PROBLEM STATEMENT — Check every line below for the word "Déficit" and copy the ones that have it.
* begin *
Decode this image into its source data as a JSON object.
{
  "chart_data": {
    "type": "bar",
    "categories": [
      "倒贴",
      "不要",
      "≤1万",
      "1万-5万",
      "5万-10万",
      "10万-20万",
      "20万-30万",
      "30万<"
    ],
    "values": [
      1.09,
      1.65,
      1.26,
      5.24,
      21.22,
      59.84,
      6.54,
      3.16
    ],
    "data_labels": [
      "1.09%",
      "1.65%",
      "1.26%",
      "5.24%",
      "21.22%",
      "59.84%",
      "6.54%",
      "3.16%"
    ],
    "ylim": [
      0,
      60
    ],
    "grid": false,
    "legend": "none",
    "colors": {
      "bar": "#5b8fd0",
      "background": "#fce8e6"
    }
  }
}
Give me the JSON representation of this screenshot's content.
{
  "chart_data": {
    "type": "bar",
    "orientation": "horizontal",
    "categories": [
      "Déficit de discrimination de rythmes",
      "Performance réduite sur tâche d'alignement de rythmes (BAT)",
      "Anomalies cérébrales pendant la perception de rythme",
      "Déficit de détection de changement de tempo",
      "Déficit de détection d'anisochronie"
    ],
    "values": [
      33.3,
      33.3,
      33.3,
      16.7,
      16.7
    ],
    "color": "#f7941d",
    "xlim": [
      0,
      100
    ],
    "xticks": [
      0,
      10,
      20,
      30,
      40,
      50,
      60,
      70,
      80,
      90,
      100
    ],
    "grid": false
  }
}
* end *
* begin *
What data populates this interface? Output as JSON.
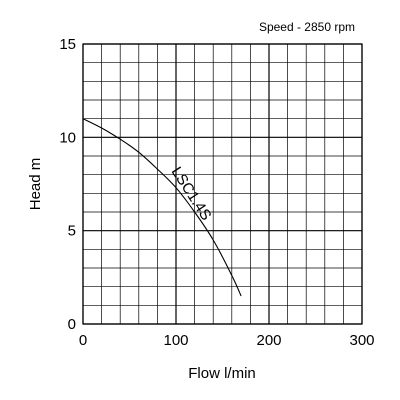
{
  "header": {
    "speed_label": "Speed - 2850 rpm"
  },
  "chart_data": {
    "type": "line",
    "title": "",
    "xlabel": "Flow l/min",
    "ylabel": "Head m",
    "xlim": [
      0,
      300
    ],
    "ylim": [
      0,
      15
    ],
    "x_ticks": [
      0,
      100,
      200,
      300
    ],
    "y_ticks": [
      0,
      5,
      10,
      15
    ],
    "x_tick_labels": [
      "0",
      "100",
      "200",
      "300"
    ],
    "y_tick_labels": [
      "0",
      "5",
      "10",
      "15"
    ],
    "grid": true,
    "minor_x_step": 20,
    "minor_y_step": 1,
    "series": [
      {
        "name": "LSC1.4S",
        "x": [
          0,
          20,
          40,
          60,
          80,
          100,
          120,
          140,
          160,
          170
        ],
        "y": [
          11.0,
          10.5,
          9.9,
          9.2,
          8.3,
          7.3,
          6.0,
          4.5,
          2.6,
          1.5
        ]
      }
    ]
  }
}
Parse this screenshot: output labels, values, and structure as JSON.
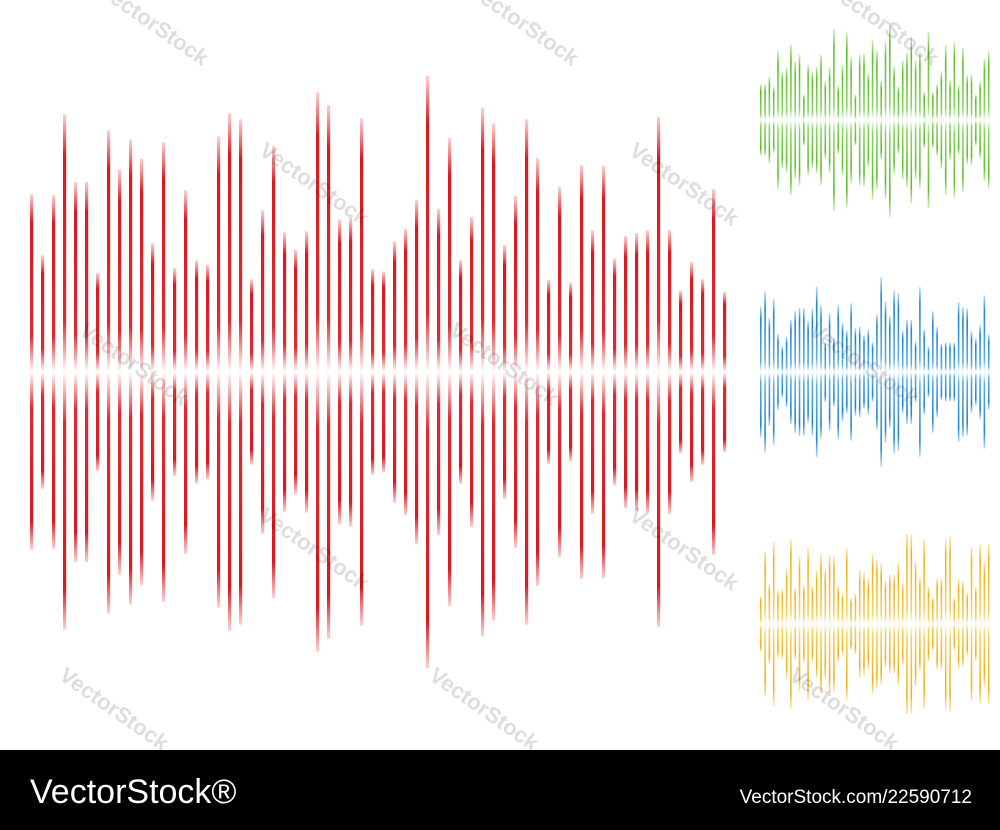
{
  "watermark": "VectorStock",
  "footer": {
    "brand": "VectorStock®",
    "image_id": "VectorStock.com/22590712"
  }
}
* end *
TASK RESULT —
      "Déficit de discrimination de rythmes",
      "Déficit de détection de changement de tempo",
      "Déficit de détection d'anisochronie"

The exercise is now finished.